- **Extracted data entries**:
—————

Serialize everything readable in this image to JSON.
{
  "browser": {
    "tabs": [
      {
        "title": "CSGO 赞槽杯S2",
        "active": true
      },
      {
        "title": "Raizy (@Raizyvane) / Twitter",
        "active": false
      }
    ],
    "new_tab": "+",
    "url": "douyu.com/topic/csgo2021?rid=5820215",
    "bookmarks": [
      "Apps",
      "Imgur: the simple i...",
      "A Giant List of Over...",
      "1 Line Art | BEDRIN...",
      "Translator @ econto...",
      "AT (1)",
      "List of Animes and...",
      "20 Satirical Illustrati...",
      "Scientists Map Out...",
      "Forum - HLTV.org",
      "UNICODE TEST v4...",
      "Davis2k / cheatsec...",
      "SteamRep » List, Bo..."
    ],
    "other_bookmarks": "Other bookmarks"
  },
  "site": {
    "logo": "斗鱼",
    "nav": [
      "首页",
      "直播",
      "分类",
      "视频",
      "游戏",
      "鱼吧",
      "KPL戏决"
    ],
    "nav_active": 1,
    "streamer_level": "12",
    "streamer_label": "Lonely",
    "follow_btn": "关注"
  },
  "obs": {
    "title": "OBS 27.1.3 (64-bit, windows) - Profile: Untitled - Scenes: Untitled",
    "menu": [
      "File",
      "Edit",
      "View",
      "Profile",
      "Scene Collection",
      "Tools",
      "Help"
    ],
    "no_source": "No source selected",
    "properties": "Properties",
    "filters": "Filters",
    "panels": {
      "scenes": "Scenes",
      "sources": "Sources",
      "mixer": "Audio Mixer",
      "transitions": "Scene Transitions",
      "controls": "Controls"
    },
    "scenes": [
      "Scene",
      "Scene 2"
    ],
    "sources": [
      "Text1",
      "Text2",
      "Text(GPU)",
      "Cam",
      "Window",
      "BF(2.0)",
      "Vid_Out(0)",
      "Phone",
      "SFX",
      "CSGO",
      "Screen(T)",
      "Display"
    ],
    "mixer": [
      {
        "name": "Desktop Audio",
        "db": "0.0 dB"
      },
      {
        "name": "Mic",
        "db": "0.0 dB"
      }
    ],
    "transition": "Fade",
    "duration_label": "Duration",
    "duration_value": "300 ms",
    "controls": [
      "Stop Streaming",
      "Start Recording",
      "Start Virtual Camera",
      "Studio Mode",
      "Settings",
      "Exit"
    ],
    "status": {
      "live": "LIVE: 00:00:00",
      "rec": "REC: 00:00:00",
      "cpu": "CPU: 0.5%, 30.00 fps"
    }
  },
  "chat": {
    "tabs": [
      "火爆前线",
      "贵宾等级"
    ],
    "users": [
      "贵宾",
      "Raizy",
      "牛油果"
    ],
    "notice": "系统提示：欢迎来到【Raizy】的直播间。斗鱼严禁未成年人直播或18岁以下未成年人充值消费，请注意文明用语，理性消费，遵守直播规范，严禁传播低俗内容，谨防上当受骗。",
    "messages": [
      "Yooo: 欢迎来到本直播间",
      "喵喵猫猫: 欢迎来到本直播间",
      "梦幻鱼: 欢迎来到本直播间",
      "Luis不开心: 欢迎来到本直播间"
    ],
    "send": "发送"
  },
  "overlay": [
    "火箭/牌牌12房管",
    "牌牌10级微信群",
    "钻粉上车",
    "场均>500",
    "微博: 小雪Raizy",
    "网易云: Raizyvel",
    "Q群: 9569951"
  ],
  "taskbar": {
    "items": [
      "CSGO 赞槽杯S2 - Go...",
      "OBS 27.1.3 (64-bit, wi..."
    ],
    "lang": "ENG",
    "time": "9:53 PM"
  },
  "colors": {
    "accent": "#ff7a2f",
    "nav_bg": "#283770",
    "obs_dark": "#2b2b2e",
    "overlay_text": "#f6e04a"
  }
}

—————

- **Directive**: Set down all of the records shown above once more, exactly.

- **Finished exercise**:
Serialize everything readable in this image to JSON.
{
  "browser": {
    "tabs": [
      {
        "title": "CSGO 赞槽杯S2",
        "active": true
      },
      {
        "title": "Raizy (@Raizyvane) / Twitter",
        "active": false
      }
    ],
    "new_tab": "+",
    "url": "douyu.com/topic/csgo2021?rid=5820215",
    "bookmarks": [
      "Apps",
      "Imgur: the simple i...",
      "A Giant List of Over...",
      "1 Line Art | BEDRIN...",
      "Translator @ econto...",
      "AT (1)",
      "List of Animes and...",
      "20 Satirical Illustrati...",
      "Scientists Map Out...",
      "Forum - HLTV.org",
      "UNICODE TEST v4...",
      "Davis2k / cheatsec...",
      "SteamRep » List, Bo..."
    ],
    "other_bookmarks": "Other bookmarks"
  },
  "site": {
    "logo": "斗鱼",
    "nav": [
      "首页",
      "直播",
      "分类",
      "视频",
      "游戏",
      "鱼吧",
      "KPL戏决"
    ],
    "nav_active": 1,
    "streamer_level": "12",
    "streamer_label": "Lonely",
    "follow_btn": "关注"
  },
  "obs": {
    "title": "OBS 27.1.3 (64-bit, windows) - Profile: Untitled - Scenes: Untitled",
    "menu": [
      "File",
      "Edit",
      "View",
      "Profile",
      "Scene Collection",
      "Tools",
      "Help"
    ],
    "no_source": "No source selected",
    "properties": "Properties",
    "filters": "Filters",
    "panels": {
      "scenes": "Scenes",
      "sources": "Sources",
      "mixer": "Audio Mixer",
      "transitions": "Scene Transitions",
      "controls": "Controls"
    },
    "scenes": [
      "Scene",
      "Scene 2"
    ],
    "sources": [
      "Text1",
      "Text2",
      "Text(GPU)",
      "Cam",
      "Window",
      "BF(2.0)",
      "Vid_Out(0)",
      "Phone",
      "SFX",
      "CSGO",
      "Screen(T)",
      "Display"
    ],
    "mixer": [
      {
        "name": "Desktop Audio",
        "db": "0.0 dB"
      },
      {
        "name": "Mic",
        "db": "0.0 dB"
      }
    ],
    "transition": "Fade",
    "duration_label": "Duration",
    "duration_value": "300 ms",
    "controls": [
      "Stop Streaming",
      "Start Recording",
      "Start Virtual Camera",
      "Studio Mode",
      "Settings",
      "Exit"
    ],
    "status": {
      "live": "LIVE: 00:00:00",
      "rec": "REC: 00:00:00",
      "cpu": "CPU: 0.5%, 30.00 fps"
    }
  },
  "chat": {
    "tabs": [
      "火爆前线",
      "贵宾等级"
    ],
    "users": [
      "贵宾",
      "Raizy",
      "牛油果"
    ],
    "notice": "系统提示：欢迎来到【Raizy】的直播间。斗鱼严禁未成年人直播或18岁以下未成年人充值消费，请注意文明用语，理性消费，遵守直播规范，严禁传播低俗内容，谨防上当受骗。",
    "messages": [
      "Yooo: 欢迎来到本直播间",
      "喵喵猫猫: 欢迎来到本直播间",
      "梦幻鱼: 欢迎来到本直播间",
      "Luis不开心: 欢迎来到本直播间"
    ],
    "send": "发送"
  },
  "overlay": [
    "火箭/牌牌12房管",
    "牌牌10级微信群",
    "钻粉上车",
    "场均>500",
    "微博: 小雪Raizy",
    "网易云: Raizyvel",
    "Q群: 9569951"
  ],
  "taskbar": {
    "items": [
      "CSGO 赞槽杯S2 - Go...",
      "OBS 27.1.3 (64-bit, wi..."
    ],
    "lang": "ENG",
    "time": "9:53 PM"
  },
  "colors": {
    "accent": "#ff7a2f",
    "nav_bg": "#283770",
    "obs_dark": "#2b2b2e",
    "overlay_text": "#f6e04a"
  }
}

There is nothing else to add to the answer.